● TEXT BLOCK:

^^^^^^^^^^^^^^^^

With this disclaimer, here goes my story.

Until the mid 1980s, I mostly bought one camera at a time and then sold it to buy another. A Yashica D, then a Rollei (still own it) in the '60s, Nikkormats in the '70s, more Rollei TLRs in the '80s. Then I got stuck into a fulltime career and photography suddenly became something I no longer did, not enough time/too tired/no motivation.

For about 30 years I bought excessively, made little or no use of the gear I bought (in more than one case, I did not even test the gear), held on to it for years but kept it in storage boxes, and then sold, only to buy the same all over again. Eventually this changed to just buy.

Now retired, I've considered this 'situation' at length, and I have decided my obsession with buying cameras came about as the direct result of being in my own full-time consultancy business of my own as a design architect. I disliked many of the projects I successfully bid on and had to complete,especially one office floor I entirely redid four times (for successive state governments) over 15 years including one contract in which I stripped down and again rebuilt the entire office which had never been used and had been left locked up for the entire period. When we were redoing one senior manager's office I found all the original documentation I had given the client at the closing of the previous redesign, in the boxes I had packed for the client, which had not been opened.

^^^^^^^^^^^^^^^^

● GOAL: In the camera-buying story, which camera from the '60s does the writer still own?

^^^^^^^^^^^^^^^^

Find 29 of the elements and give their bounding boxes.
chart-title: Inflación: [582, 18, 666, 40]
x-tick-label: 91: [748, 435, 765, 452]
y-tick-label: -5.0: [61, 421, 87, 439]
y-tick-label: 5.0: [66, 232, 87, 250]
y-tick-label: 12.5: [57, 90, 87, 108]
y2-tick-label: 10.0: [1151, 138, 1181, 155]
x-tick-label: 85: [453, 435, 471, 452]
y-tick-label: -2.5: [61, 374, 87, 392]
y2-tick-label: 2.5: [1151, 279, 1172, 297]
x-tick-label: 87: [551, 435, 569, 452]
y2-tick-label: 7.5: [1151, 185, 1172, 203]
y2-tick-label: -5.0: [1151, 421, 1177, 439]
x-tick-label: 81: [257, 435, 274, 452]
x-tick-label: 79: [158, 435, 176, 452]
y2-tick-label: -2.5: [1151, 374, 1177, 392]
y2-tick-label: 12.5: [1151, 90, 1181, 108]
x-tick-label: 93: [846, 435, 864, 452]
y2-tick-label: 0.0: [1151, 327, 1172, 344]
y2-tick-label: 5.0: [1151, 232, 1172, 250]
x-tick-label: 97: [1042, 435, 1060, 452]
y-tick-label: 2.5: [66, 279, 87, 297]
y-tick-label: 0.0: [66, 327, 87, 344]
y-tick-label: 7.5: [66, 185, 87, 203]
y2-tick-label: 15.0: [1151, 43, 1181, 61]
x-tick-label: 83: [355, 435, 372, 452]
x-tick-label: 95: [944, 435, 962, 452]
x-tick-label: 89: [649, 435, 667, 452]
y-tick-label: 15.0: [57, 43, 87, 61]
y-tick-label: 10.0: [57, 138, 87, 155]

^^^^^^^^^^^^^^^^

● ANSWER BELOW: A Rollei.